### AIM
Write out every entry exactly as it appears.
──────── DATA LISTING
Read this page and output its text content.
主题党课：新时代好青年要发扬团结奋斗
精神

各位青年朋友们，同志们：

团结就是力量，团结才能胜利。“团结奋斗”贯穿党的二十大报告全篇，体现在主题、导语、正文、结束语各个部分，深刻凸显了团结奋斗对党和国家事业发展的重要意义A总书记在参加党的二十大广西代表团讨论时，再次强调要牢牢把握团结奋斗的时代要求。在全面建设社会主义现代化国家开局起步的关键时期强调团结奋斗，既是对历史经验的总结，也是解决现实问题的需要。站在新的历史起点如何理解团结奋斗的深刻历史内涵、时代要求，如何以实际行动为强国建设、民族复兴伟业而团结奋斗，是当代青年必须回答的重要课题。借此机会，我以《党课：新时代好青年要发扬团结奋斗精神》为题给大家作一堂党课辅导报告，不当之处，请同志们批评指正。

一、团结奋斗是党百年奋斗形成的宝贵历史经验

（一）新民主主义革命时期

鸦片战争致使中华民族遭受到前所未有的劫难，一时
────────────────
### SOLUTION TO THIS PROBLEM
Read this page and output its text content.
主题党课：新时代好青年要发扬团结奋斗
精神

各位青年朋友们，同志们：

团结就是力量，团结才能胜利。“团结奋斗”贯穿党的二十大报告全篇，体现在主题、导语、正文、结束语各个部分，深刻凸显了团结奋斗对党和国家事业发展的重要意义A总书记在参加党的二十大广西代表团讨论时，再次强调要牢牢把握团结奋斗的时代要求。在全面建设社会主义现代化国家开局起步的关键时期强调团结奋斗，既是对历史经验的总结，也是解决现实问题的需要。站在新的历史起点如何理解团结奋斗的深刻历史内涵、时代要求，如何以实际行动为强国建设、民族复兴伟业而团结奋斗，是当代青年必须回答的重要课题。借此机会，我以《党课：新时代好青年要发扬团结奋斗精神》为题给大家作一堂党课辅导报告，不当之处，请同志们批评指正。

一、团结奋斗是党百年奋斗形成的宝贵历史经验

（一）新民主主义革命时期

鸦片战争致使中华民族遭受到前所未有的劫难，一时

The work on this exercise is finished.